> **Data supplied**:

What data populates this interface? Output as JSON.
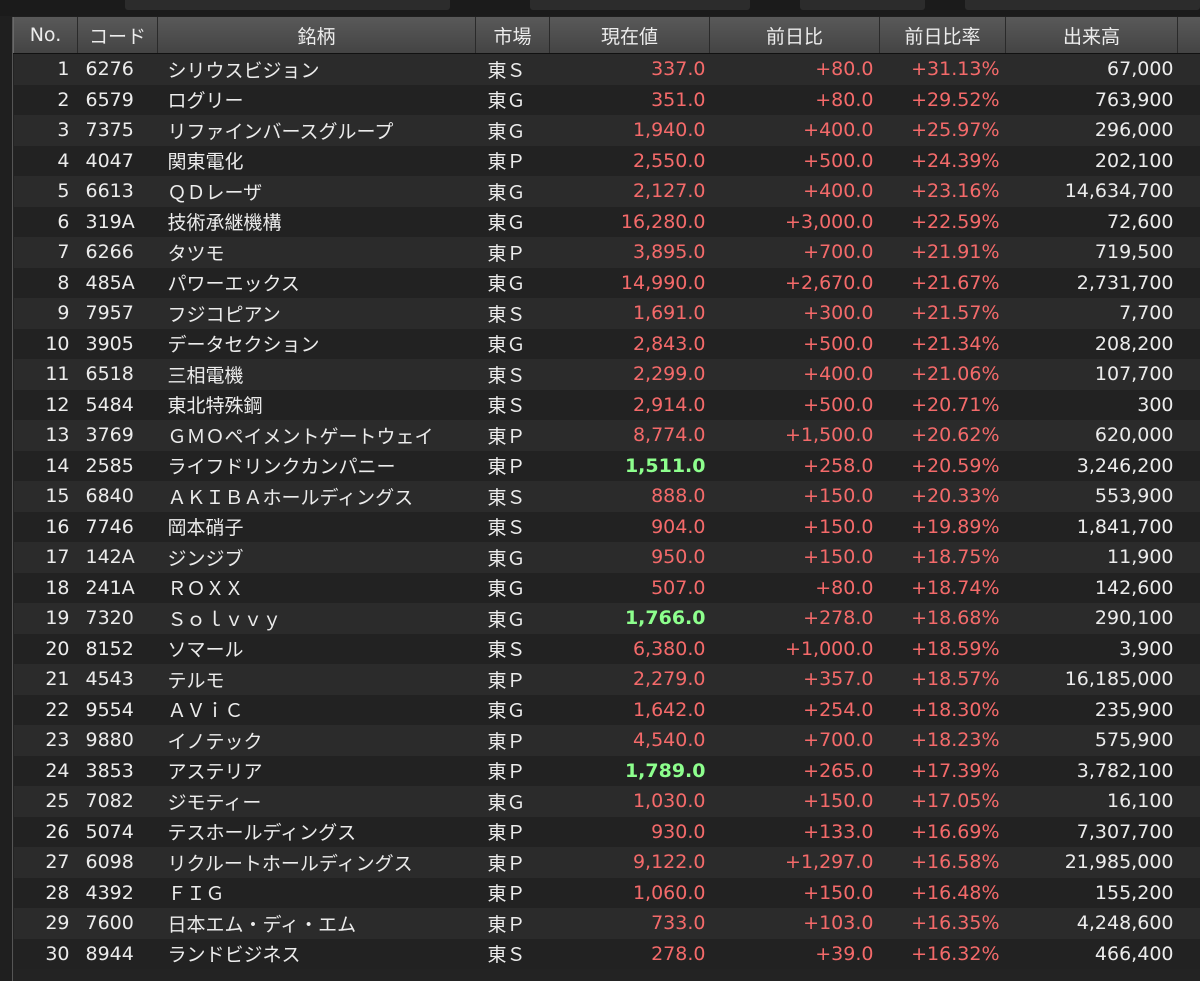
{
  "colors": {
    "up": "#f46a6a",
    "highlight_green": "#8dff8d",
    "text": "#ececec"
  },
  "table": {
    "headers": [
      "No.",
      "コード",
      "銘柄",
      "市場",
      "現在値",
      "前日比",
      "前日比率",
      "出来高"
    ],
    "rows": [
      {
        "no": "1",
        "code": "6276",
        "name": "シリウスビジョン",
        "market": "東Ｓ",
        "price": "337.0",
        "change": "+80.0",
        "pct": "+31.13%",
        "volume": "67,000",
        "price_color": "red"
      },
      {
        "no": "2",
        "code": "6579",
        "name": "ログリー",
        "market": "東Ｇ",
        "price": "351.0",
        "change": "+80.0",
        "pct": "+29.52%",
        "volume": "763,900",
        "price_color": "red"
      },
      {
        "no": "3",
        "code": "7375",
        "name": "リファインバースグループ",
        "market": "東Ｇ",
        "price": "1,940.0",
        "change": "+400.0",
        "pct": "+25.97%",
        "volume": "296,000",
        "price_color": "red"
      },
      {
        "no": "4",
        "code": "4047",
        "name": "関東電化",
        "market": "東Ｐ",
        "price": "2,550.0",
        "change": "+500.0",
        "pct": "+24.39%",
        "volume": "202,100",
        "price_color": "red"
      },
      {
        "no": "5",
        "code": "6613",
        "name": "ＱＤレーザ",
        "market": "東Ｇ",
        "price": "2,127.0",
        "change": "+400.0",
        "pct": "+23.16%",
        "volume": "14,634,700",
        "price_color": "red"
      },
      {
        "no": "6",
        "code": "319A",
        "name": "技術承継機構",
        "market": "東Ｇ",
        "price": "16,280.0",
        "change": "+3,000.0",
        "pct": "+22.59%",
        "volume": "72,600",
        "price_color": "red"
      },
      {
        "no": "7",
        "code": "6266",
        "name": "タツモ",
        "market": "東Ｐ",
        "price": "3,895.0",
        "change": "+700.0",
        "pct": "+21.91%",
        "volume": "719,500",
        "price_color": "red"
      },
      {
        "no": "8",
        "code": "485A",
        "name": "パワーエックス",
        "market": "東Ｇ",
        "price": "14,990.0",
        "change": "+2,670.0",
        "pct": "+21.67%",
        "volume": "2,731,700",
        "price_color": "red"
      },
      {
        "no": "9",
        "code": "7957",
        "name": "フジコピアン",
        "market": "東Ｓ",
        "price": "1,691.0",
        "change": "+300.0",
        "pct": "+21.57%",
        "volume": "7,700",
        "price_color": "red"
      },
      {
        "no": "10",
        "code": "3905",
        "name": "データセクション",
        "market": "東Ｇ",
        "price": "2,843.0",
        "change": "+500.0",
        "pct": "+21.34%",
        "volume": "208,200",
        "price_color": "red"
      },
      {
        "no": "11",
        "code": "6518",
        "name": "三相電機",
        "market": "東Ｓ",
        "price": "2,299.0",
        "change": "+400.0",
        "pct": "+21.06%",
        "volume": "107,700",
        "price_color": "red"
      },
      {
        "no": "12",
        "code": "5484",
        "name": "東北特殊鋼",
        "market": "東Ｓ",
        "price": "2,914.0",
        "change": "+500.0",
        "pct": "+20.71%",
        "volume": "300",
        "price_color": "red"
      },
      {
        "no": "13",
        "code": "3769",
        "name": "ＧＭＯペイメントゲートウェイ",
        "market": "東Ｐ",
        "price": "8,774.0",
        "change": "+1,500.0",
        "pct": "+20.62%",
        "volume": "620,000",
        "price_color": "red"
      },
      {
        "no": "14",
        "code": "2585",
        "name": "ライフドリンクカンパニー",
        "market": "東Ｐ",
        "price": "1,511.0",
        "change": "+258.0",
        "pct": "+20.59%",
        "volume": "3,246,200",
        "price_color": "green"
      },
      {
        "no": "15",
        "code": "6840",
        "name": "ＡＫＩＢＡホールディングス",
        "market": "東Ｓ",
        "price": "888.0",
        "change": "+150.0",
        "pct": "+20.33%",
        "volume": "553,900",
        "price_color": "red"
      },
      {
        "no": "16",
        "code": "7746",
        "name": "岡本硝子",
        "market": "東Ｓ",
        "price": "904.0",
        "change": "+150.0",
        "pct": "+19.89%",
        "volume": "1,841,700",
        "price_color": "red"
      },
      {
        "no": "17",
        "code": "142A",
        "name": "ジンジブ",
        "market": "東Ｇ",
        "price": "950.0",
        "change": "+150.0",
        "pct": "+18.75%",
        "volume": "11,900",
        "price_color": "red"
      },
      {
        "no": "18",
        "code": "241A",
        "name": "ＲＯＸＸ",
        "market": "東Ｇ",
        "price": "507.0",
        "change": "+80.0",
        "pct": "+18.74%",
        "volume": "142,600",
        "price_color": "red"
      },
      {
        "no": "19",
        "code": "7320",
        "name": "Ｓｏｌｖｖｙ",
        "market": "東Ｇ",
        "price": "1,766.0",
        "change": "+278.0",
        "pct": "+18.68%",
        "volume": "290,100",
        "price_color": "green"
      },
      {
        "no": "20",
        "code": "8152",
        "name": "ソマール",
        "market": "東Ｓ",
        "price": "6,380.0",
        "change": "+1,000.0",
        "pct": "+18.59%",
        "volume": "3,900",
        "price_color": "red"
      },
      {
        "no": "21",
        "code": "4543",
        "name": "テルモ",
        "market": "東Ｐ",
        "price": "2,279.0",
        "change": "+357.0",
        "pct": "+18.57%",
        "volume": "16,185,000",
        "price_color": "red"
      },
      {
        "no": "22",
        "code": "9554",
        "name": "ＡＶｉＣ",
        "market": "東Ｇ",
        "price": "1,642.0",
        "change": "+254.0",
        "pct": "+18.30%",
        "volume": "235,900",
        "price_color": "red"
      },
      {
        "no": "23",
        "code": "9880",
        "name": "イノテック",
        "market": "東Ｐ",
        "price": "4,540.0",
        "change": "+700.0",
        "pct": "+18.23%",
        "volume": "575,900",
        "price_color": "red"
      },
      {
        "no": "24",
        "code": "3853",
        "name": "アステリア",
        "market": "東Ｐ",
        "price": "1,789.0",
        "change": "+265.0",
        "pct": "+17.39%",
        "volume": "3,782,100",
        "price_color": "green"
      },
      {
        "no": "25",
        "code": "7082",
        "name": "ジモティー",
        "market": "東Ｇ",
        "price": "1,030.0",
        "change": "+150.0",
        "pct": "+17.05%",
        "volume": "16,100",
        "price_color": "red"
      },
      {
        "no": "26",
        "code": "5074",
        "name": "テスホールディングス",
        "market": "東Ｐ",
        "price": "930.0",
        "change": "+133.0",
        "pct": "+16.69%",
        "volume": "7,307,700",
        "price_color": "red"
      },
      {
        "no": "27",
        "code": "6098",
        "name": "リクルートホールディングス",
        "market": "東Ｐ",
        "price": "9,122.0",
        "change": "+1,297.0",
        "pct": "+16.58%",
        "volume": "21,985,000",
        "price_color": "red"
      },
      {
        "no": "28",
        "code": "4392",
        "name": "ＦＩＧ",
        "market": "東Ｐ",
        "price": "1,060.0",
        "change": "+150.0",
        "pct": "+16.48%",
        "volume": "155,200",
        "price_color": "red"
      },
      {
        "no": "29",
        "code": "7600",
        "name": "日本エム・ディ・エム",
        "market": "東Ｐ",
        "price": "733.0",
        "change": "+103.0",
        "pct": "+16.35%",
        "volume": "4,248,600",
        "price_color": "red"
      },
      {
        "no": "30",
        "code": "8944",
        "name": "ランドビジネス",
        "market": "東Ｓ",
        "price": "278.0",
        "change": "+39.0",
        "pct": "+16.32%",
        "volume": "466,400",
        "price_color": "red"
      }
    ]
  }
}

> **Your objective**:
Using the data above, print every line exactly, omitting pictures.

> **Response to this exercise**:
What data populates this interface? Output as JSON.
{
  "colors": {
    "up": "#f46a6a",
    "highlight_green": "#8dff8d",
    "text": "#ececec"
  },
  "table": {
    "headers": [
      "No.",
      "コード",
      "銘柄",
      "市場",
      "現在値",
      "前日比",
      "前日比率",
      "出来高"
    ],
    "rows": [
      {
        "no": "1",
        "code": "6276",
        "name": "シリウスビジョン",
        "market": "東Ｓ",
        "price": "337.0",
        "change": "+80.0",
        "pct": "+31.13%",
        "volume": "67,000",
        "price_color": "red"
      },
      {
        "no": "2",
        "code": "6579",
        "name": "ログリー",
        "market": "東Ｇ",
        "price": "351.0",
        "change": "+80.0",
        "pct": "+29.52%",
        "volume": "763,900",
        "price_color": "red"
      },
      {
        "no": "3",
        "code": "7375",
        "name": "リファインバースグループ",
        "market": "東Ｇ",
        "price": "1,940.0",
        "change": "+400.0",
        "pct": "+25.97%",
        "volume": "296,000",
        "price_color": "red"
      },
      {
        "no": "4",
        "code": "4047",
        "name": "関東電化",
        "market": "東Ｐ",
        "price": "2,550.0",
        "change": "+500.0",
        "pct": "+24.39%",
        "volume": "202,100",
        "price_color": "red"
      },
      {
        "no": "5",
        "code": "6613",
        "name": "ＱＤレーザ",
        "market": "東Ｇ",
        "price": "2,127.0",
        "change": "+400.0",
        "pct": "+23.16%",
        "volume": "14,634,700",
        "price_color": "red"
      },
      {
        "no": "6",
        "code": "319A",
        "name": "技術承継機構",
        "market": "東Ｇ",
        "price": "16,280.0",
        "change": "+3,000.0",
        "pct": "+22.59%",
        "volume": "72,600",
        "price_color": "red"
      },
      {
        "no": "7",
        "code": "6266",
        "name": "タツモ",
        "market": "東Ｐ",
        "price": "3,895.0",
        "change": "+700.0",
        "pct": "+21.91%",
        "volume": "719,500",
        "price_color": "red"
      },
      {
        "no": "8",
        "code": "485A",
        "name": "パワーエックス",
        "market": "東Ｇ",
        "price": "14,990.0",
        "change": "+2,670.0",
        "pct": "+21.67%",
        "volume": "2,731,700",
        "price_color": "red"
      },
      {
        "no": "9",
        "code": "7957",
        "name": "フジコピアン",
        "market": "東Ｓ",
        "price": "1,691.0",
        "change": "+300.0",
        "pct": "+21.57%",
        "volume": "7,700",
        "price_color": "red"
      },
      {
        "no": "10",
        "code": "3905",
        "name": "データセクション",
        "market": "東Ｇ",
        "price": "2,843.0",
        "change": "+500.0",
        "pct": "+21.34%",
        "volume": "208,200",
        "price_color": "red"
      },
      {
        "no": "11",
        "code": "6518",
        "name": "三相電機",
        "market": "東Ｓ",
        "price": "2,299.0",
        "change": "+400.0",
        "pct": "+21.06%",
        "volume": "107,700",
        "price_color": "red"
      },
      {
        "no": "12",
        "code": "5484",
        "name": "東北特殊鋼",
        "market": "東Ｓ",
        "price": "2,914.0",
        "change": "+500.0",
        "pct": "+20.71%",
        "volume": "300",
        "price_color": "red"
      },
      {
        "no": "13",
        "code": "3769",
        "name": "ＧＭＯペイメントゲートウェイ",
        "market": "東Ｐ",
        "price": "8,774.0",
        "change": "+1,500.0",
        "pct": "+20.62%",
        "volume": "620,000",
        "price_color": "red"
      },
      {
        "no": "14",
        "code": "2585",
        "name": "ライフドリンクカンパニー",
        "market": "東Ｐ",
        "price": "1,511.0",
        "change": "+258.0",
        "pct": "+20.59%",
        "volume": "3,246,200",
        "price_color": "green"
      },
      {
        "no": "15",
        "code": "6840",
        "name": "ＡＫＩＢＡホールディングス",
        "market": "東Ｓ",
        "price": "888.0",
        "change": "+150.0",
        "pct": "+20.33%",
        "volume": "553,900",
        "price_color": "red"
      },
      {
        "no": "16",
        "code": "7746",
        "name": "岡本硝子",
        "market": "東Ｓ",
        "price": "904.0",
        "change": "+150.0",
        "pct": "+19.89%",
        "volume": "1,841,700",
        "price_color": "red"
      },
      {
        "no": "17",
        "code": "142A",
        "name": "ジンジブ",
        "market": "東Ｇ",
        "price": "950.0",
        "change": "+150.0",
        "pct": "+18.75%",
        "volume": "11,900",
        "price_color": "red"
      },
      {
        "no": "18",
        "code": "241A",
        "name": "ＲＯＸＸ",
        "market": "東Ｇ",
        "price": "507.0",
        "change": "+80.0",
        "pct": "+18.74%",
        "volume": "142,600",
        "price_color": "red"
      },
      {
        "no": "19",
        "code": "7320",
        "name": "Ｓｏｌｖｖｙ",
        "market": "東Ｇ",
        "price": "1,766.0",
        "change": "+278.0",
        "pct": "+18.68%",
        "volume": "290,100",
        "price_color": "green"
      },
      {
        "no": "20",
        "code": "8152",
        "name": "ソマール",
        "market": "東Ｓ",
        "price": "6,380.0",
        "change": "+1,000.0",
        "pct": "+18.59%",
        "volume": "3,900",
        "price_color": "red"
      },
      {
        "no": "21",
        "code": "4543",
        "name": "テルモ",
        "market": "東Ｐ",
        "price": "2,279.0",
        "change": "+357.0",
        "pct": "+18.57%",
        "volume": "16,185,000",
        "price_color": "red"
      },
      {
        "no": "22",
        "code": "9554",
        "name": "ＡＶｉＣ",
        "market": "東Ｇ",
        "price": "1,642.0",
        "change": "+254.0",
        "pct": "+18.30%",
        "volume": "235,900",
        "price_color": "red"
      },
      {
        "no": "23",
        "code": "9880",
        "name": "イノテック",
        "market": "東Ｐ",
        "price": "4,540.0",
        "change": "+700.0",
        "pct": "+18.23%",
        "volume": "575,900",
        "price_color": "red"
      },
      {
        "no": "24",
        "code": "3853",
        "name": "アステリア",
        "market": "東Ｐ",
        "price": "1,789.0",
        "change": "+265.0",
        "pct": "+17.39%",
        "volume": "3,782,100",
        "price_color": "green"
      },
      {
        "no": "25",
        "code": "7082",
        "name": "ジモティー",
        "market": "東Ｇ",
        "price": "1,030.0",
        "change": "+150.0",
        "pct": "+17.05%",
        "volume": "16,100",
        "price_color": "red"
      },
      {
        "no": "26",
        "code": "5074",
        "name": "テスホールディングス",
        "market": "東Ｐ",
        "price": "930.0",
        "change": "+133.0",
        "pct": "+16.69%",
        "volume": "7,307,700",
        "price_color": "red"
      },
      {
        "no": "27",
        "code": "6098",
        "name": "リクルートホールディングス",
        "market": "東Ｐ",
        "price": "9,122.0",
        "change": "+1,297.0",
        "pct": "+16.58%",
        "volume": "21,985,000",
        "price_color": "red"
      },
      {
        "no": "28",
        "code": "4392",
        "name": "ＦＩＧ",
        "market": "東Ｐ",
        "price": "1,060.0",
        "change": "+150.0",
        "pct": "+16.48%",
        "volume": "155,200",
        "price_color": "red"
      },
      {
        "no": "29",
        "code": "7600",
        "name": "日本エム・ディ・エム",
        "market": "東Ｐ",
        "price": "733.0",
        "change": "+103.0",
        "pct": "+16.35%",
        "volume": "4,248,600",
        "price_color": "red"
      },
      {
        "no": "30",
        "code": "8944",
        "name": "ランドビジネス",
        "market": "東Ｓ",
        "price": "278.0",
        "change": "+39.0",
        "pct": "+16.32%",
        "volume": "466,400",
        "price_color": "red"
      }
    ]
  }
}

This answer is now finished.